### [Task details]
Return all of the entries exactly, with nothing added or left out.

___ Raw data

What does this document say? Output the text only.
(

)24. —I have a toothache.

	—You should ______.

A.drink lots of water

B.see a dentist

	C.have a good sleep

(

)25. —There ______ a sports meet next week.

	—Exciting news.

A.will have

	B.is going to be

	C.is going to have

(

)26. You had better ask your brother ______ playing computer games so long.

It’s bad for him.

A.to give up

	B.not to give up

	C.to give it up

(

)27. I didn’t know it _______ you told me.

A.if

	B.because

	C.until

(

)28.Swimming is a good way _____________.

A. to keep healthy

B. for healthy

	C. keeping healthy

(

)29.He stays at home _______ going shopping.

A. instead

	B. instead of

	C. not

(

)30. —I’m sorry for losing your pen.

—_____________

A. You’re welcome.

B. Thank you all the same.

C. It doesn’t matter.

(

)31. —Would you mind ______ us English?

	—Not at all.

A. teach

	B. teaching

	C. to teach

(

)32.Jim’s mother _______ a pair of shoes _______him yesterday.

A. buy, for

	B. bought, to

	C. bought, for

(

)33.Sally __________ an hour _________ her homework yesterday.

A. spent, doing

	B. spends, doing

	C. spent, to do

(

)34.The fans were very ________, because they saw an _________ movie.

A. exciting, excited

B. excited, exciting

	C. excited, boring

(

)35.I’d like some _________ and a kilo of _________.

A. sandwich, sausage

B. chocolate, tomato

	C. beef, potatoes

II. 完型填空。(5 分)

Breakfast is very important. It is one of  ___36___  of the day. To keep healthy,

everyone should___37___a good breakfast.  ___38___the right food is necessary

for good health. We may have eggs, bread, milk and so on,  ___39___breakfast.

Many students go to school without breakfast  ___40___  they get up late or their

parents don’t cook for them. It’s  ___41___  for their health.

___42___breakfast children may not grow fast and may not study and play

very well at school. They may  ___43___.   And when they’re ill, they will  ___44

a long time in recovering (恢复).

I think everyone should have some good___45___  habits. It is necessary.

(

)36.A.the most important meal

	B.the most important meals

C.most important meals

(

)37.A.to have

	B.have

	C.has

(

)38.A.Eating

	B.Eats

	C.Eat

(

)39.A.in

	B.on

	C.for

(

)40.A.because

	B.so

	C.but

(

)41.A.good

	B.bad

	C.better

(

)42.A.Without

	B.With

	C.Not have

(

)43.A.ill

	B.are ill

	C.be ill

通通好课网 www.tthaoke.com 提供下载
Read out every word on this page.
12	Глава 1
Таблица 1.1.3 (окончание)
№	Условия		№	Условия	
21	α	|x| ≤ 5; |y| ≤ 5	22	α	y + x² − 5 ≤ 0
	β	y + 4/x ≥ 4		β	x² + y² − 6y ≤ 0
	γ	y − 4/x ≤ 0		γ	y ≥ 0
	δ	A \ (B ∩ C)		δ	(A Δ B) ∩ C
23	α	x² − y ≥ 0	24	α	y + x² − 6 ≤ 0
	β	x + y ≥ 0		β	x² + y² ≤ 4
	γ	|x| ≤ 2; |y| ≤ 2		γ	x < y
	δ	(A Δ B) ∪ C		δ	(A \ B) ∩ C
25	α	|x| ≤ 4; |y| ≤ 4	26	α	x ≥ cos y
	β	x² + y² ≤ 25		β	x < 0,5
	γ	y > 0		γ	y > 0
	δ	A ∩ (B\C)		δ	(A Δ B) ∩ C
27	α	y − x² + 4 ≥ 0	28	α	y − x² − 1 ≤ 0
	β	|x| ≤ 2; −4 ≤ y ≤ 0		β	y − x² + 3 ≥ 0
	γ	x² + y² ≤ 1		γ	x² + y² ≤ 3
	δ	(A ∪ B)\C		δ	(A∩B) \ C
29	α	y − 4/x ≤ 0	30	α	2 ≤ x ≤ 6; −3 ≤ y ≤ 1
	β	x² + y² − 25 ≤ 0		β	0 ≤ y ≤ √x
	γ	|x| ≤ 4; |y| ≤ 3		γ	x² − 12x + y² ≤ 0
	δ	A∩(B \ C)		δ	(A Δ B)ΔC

______

### [Complete response]
What does this document say? Output the text only.
(

)24. —I have a toothache.

	—You should ______.

A.drink lots of water

B.see a dentist

	C.have a good sleep

(

)25. —There ______ a sports meet next week.

	—Exciting news.

A.will have

	B.is going to be

	C.is going to have

(

)26. You had better ask your brother ______ playing computer games so long.

It’s bad for him.

A.to give up

	B.not to give up

	C.to give it up

(

)27. I didn’t know it _______ you told me.

A.if

	B.because

	C.until

(

)28.Swimming is a good way _____________.

A. to keep healthy

B. for healthy

	C. keeping healthy

(

)29.He stays at home _______ going shopping.

A. instead

	B. instead of

	C. not

(

)30. —I’m sorry for losing your pen.

—_____________

A. You’re welcome.

B. Thank you all the same.

C. It doesn’t matter.

(

)31. —Would you mind ______ us English?

	—Not at all.

A. teach

	B. teaching

	C. to teach

(

)32.Jim’s mother _______ a pair of shoes _______him yesterday.

A. buy, for

	B. bought, to

	C. bought, for

(

)33.Sally __________ an hour _________ her homework yesterday.

A. spent, doing

	B. spends, doing

	C. spent, to do

(

)34.The fans were very ________, because they saw an _________ movie.

A. exciting, excited

B. excited, exciting

	C. excited, boring

(

)35.I’d like some _________ and a kilo of _________.

A. sandwich, sausage

B. chocolate, tomato

	C. beef, potatoes

II. 完型填空。(5 分)

Breakfast is very important. It is one of  ___36___  of the day. To keep healthy,

everyone should___37___a good breakfast.  ___38___the right food is necessary

for good health. We may have eggs, bread, milk and so on,  ___39___breakfast.

Many students go to school without breakfast  ___40___  they get up late or their

parents don’t cook for them. It’s  ___41___  for their health.

___42___breakfast children may not grow fast and may not study and play

very well at school. They may  ___43___.   And when they’re ill, they will  ___44

a long time in recovering (恢复).

I think everyone should have some good___45___  habits. It is necessary.

(

)36.A.the most important meal

	B.the most important meals

C.most important meals

(

)37.A.to have

	B.have

	C.has

(

)38.A.Eating

	B.Eats

	C.Eat

(

)39.A.in

	B.on

	C.for

(

)40.A.because

	B.so

	C.but

(

)41.A.good

	B.bad

	C.better

(

)42.A.Without

	B.With

	C.Not have

(

)43.A.ill

	B.are ill

	C.be ill

通通好课网 www.tthaoke.com 提供下载
Read out every word on this page.
12	Глава 1
Таблица 1.1.3 (окончание)
№	Условия		№	Условия	
21	α	|x| ≤ 5; |y| ≤ 5	22	α	y + x² − 5 ≤ 0
	β	y + 4/x ≥ 4		β	x² + y² − 6y ≤ 0
	γ	y − 4/x ≤ 0		γ	y ≥ 0
	δ	A \ (B ∩ C)		δ	(A Δ B) ∩ C
23	α	x² − y ≥ 0	24	α	y + x² − 6 ≤ 0
	β	x + y ≥ 0		β	x² + y² ≤ 4
	γ	|x| ≤ 2; |y| ≤ 2		γ	x < y
	δ	(A Δ B) ∪ C		δ	(A \ B) ∩ C
25	α	|x| ≤ 4; |y| ≤ 4	26	α	x ≥ cos y
	β	x² + y² ≤ 25		β	x < 0,5
	γ	y > 0		γ	y > 0
	δ	A ∩ (B\C)		δ	(A Δ B) ∩ C
27	α	y − x² + 4 ≥ 0	28	α	y − x² − 1 ≤ 0
	β	|x| ≤ 2; −4 ≤ y ≤ 0		β	y − x² + 3 ≥ 0
	γ	x² + y² ≤ 1		γ	x² + y² ≤ 3
	δ	(A ∪ B)\C		δ	(A∩B) \ C
29	α	y − 4/x ≤ 0	30	α	2 ≤ x ≤ 6; −3 ≤ y ≤ 1
	β	x² + y² − 25 ≤ 0		β	0 ≤ y ≤ √x
	γ	|x| ≤ 4; |y| ≤ 3		γ	x² − 12x + y² ≤ 0
	δ	A∩(B \ C)		δ	(A Δ B)ΔC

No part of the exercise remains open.